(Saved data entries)
◆ ◆ ◆ ◆ ◆

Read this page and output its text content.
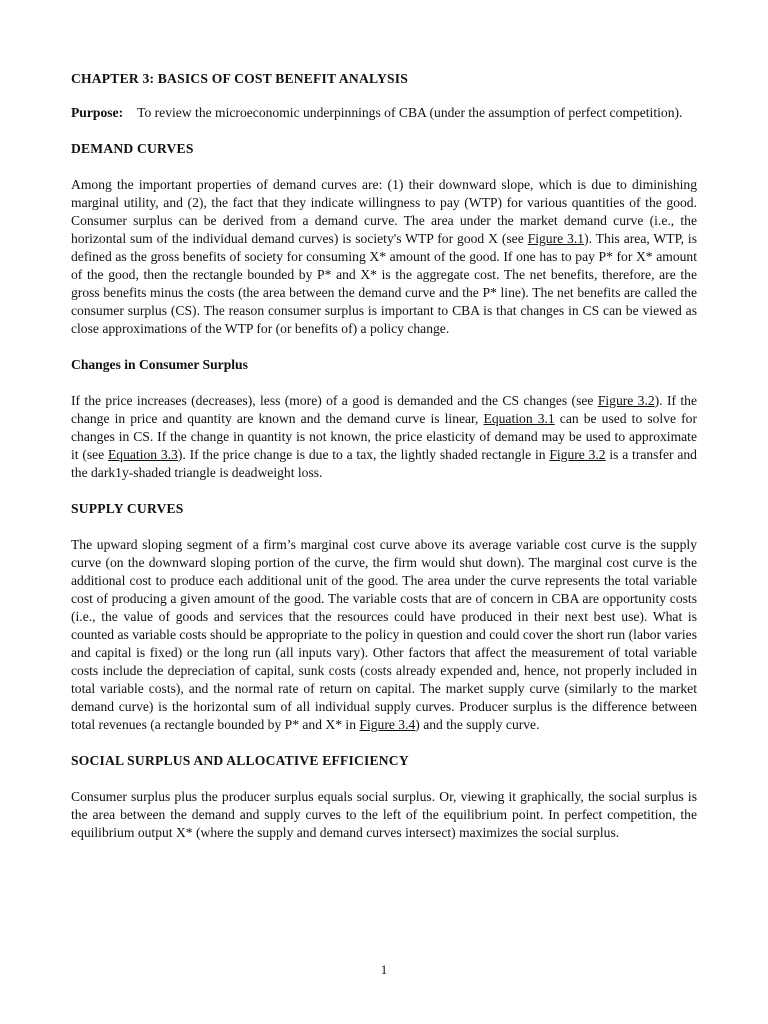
CHAPTER 3: BASICS OF COST BENEFIT ANALYSIS

Purpose: To review the microeconomic underpinnings of CBA (under the assumption of perfect competition).

DEMAND CURVES

Among the important properties of demand curves are: (1) their downward slope, which is due to diminishing marginal utility, and (2), the fact that they indicate willingness to pay (WTP) for various quantities of the good. Consumer surplus can be derived from a demand curve. The area under the market demand curve (i.e., the horizontal sum of the individual demand curves) is society's WTP for good X (see Figure 3.1). This area, WTP, is defined as the gross benefits of society for consuming X* amount of the good. If one has to pay P* for X* amount of the good, then the rectangle bounded by P* and X* is the aggregate cost. The net benefits, therefore, are the gross benefits minus the costs (the area between the demand curve and the P* line). The net benefits are called the consumer surplus (CS). The reason consumer surplus is important to CBA is that changes in CS can be viewed as close approximations of the WTP for (or benefits of) a policy change.

Changes in Consumer Surplus

If the price increases (decreases), less (more) of a good is demanded and the CS changes (see Figure 3.2). If the change in price and quantity are known and the demand curve is linear, Equation 3.1 can be used to solve for changes in CS. If the change in quantity is not known, the price elasticity of demand may be used to approximate it (see Equation 3.3). If the price change is due to a tax, the lightly shaded rectangle in Figure 3.2 is a transfer and the dark1y-shaded triangle is deadweight loss.

SUPPLY CURVES

The upward sloping segment of a firm’s marginal cost curve above its average variable cost curve is the supply curve (on the downward sloping portion of the curve, the firm would shut down). The marginal cost curve is the additional cost to produce each additional unit of the good. The area under the curve represents the total variable cost of producing a given amount of the good. The variable costs that are of concern in CBA are opportunity costs (i.e., the value of goods and services that the resources could have produced in their next best use). What is counted as variable costs should be appropriate to the policy in question and could cover the short run (labor varies and capital is fixed) or the long run (all inputs vary). Other factors that affect the measurement of total variable costs include the depreciation of capital, sunk costs (costs already expended and, hence, not properly included in total variable costs), and the normal rate of return on capital. The market supply curve (similarly to the market demand curve) is the horizontal sum of all individual supply curves. Producer surplus is the difference between total revenues (a rectangle bounded by P* and X* in Figure 3.4) and the supply curve.

SOCIAL SURPLUS AND ALLOCATIVE EFFICIENCY

Consumer surplus plus the producer surplus equals social surplus. Or, viewing it graphically, the social surplus is the area between the demand and supply curves to the left of the equilibrium point. In perfect competition, the equilibrium output X* (where the supply and demand curves intersect) maximizes the social surplus.

1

◆ ◆ ◆ ◆ ◆

EXERCISE DIRECTIONS:
Only the count is needed: the number of lines in the data that include the word "output".

THE RESPONSE:
2